(Stored items)
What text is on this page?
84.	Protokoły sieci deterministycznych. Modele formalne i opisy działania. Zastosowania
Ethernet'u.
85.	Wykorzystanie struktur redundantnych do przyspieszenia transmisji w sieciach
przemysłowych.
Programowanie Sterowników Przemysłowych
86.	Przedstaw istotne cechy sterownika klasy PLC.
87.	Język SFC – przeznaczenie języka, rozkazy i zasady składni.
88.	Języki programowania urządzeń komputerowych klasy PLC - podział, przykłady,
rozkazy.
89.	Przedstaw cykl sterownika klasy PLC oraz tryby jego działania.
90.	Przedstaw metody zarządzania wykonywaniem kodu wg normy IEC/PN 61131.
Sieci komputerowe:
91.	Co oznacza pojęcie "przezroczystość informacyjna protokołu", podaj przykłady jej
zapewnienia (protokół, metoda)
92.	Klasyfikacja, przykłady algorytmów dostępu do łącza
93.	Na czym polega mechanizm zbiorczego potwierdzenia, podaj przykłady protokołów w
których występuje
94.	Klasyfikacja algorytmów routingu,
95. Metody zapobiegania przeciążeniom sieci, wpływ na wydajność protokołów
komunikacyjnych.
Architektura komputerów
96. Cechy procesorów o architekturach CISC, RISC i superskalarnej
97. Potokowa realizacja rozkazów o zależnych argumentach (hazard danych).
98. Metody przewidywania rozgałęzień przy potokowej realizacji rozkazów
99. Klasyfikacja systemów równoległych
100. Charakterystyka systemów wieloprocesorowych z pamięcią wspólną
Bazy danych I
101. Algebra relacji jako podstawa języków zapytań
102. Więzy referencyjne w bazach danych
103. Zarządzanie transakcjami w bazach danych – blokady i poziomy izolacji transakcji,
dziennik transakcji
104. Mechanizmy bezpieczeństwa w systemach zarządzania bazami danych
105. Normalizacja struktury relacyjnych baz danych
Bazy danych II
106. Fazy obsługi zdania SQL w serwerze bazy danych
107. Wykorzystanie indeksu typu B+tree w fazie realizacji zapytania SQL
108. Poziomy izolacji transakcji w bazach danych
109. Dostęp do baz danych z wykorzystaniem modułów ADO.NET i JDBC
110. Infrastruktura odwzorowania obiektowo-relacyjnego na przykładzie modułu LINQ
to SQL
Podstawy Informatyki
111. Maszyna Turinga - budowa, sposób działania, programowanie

**The request:** Take every line from the records above that has the word "Klasyfikacja" and copy it.

**Response to the exercise:**
92.	Klasyfikacja, przykłady algorytmów dostępu do łącza
94.	Klasyfikacja algorytmów routingu,
99. Klasyfikacja systemów równoległych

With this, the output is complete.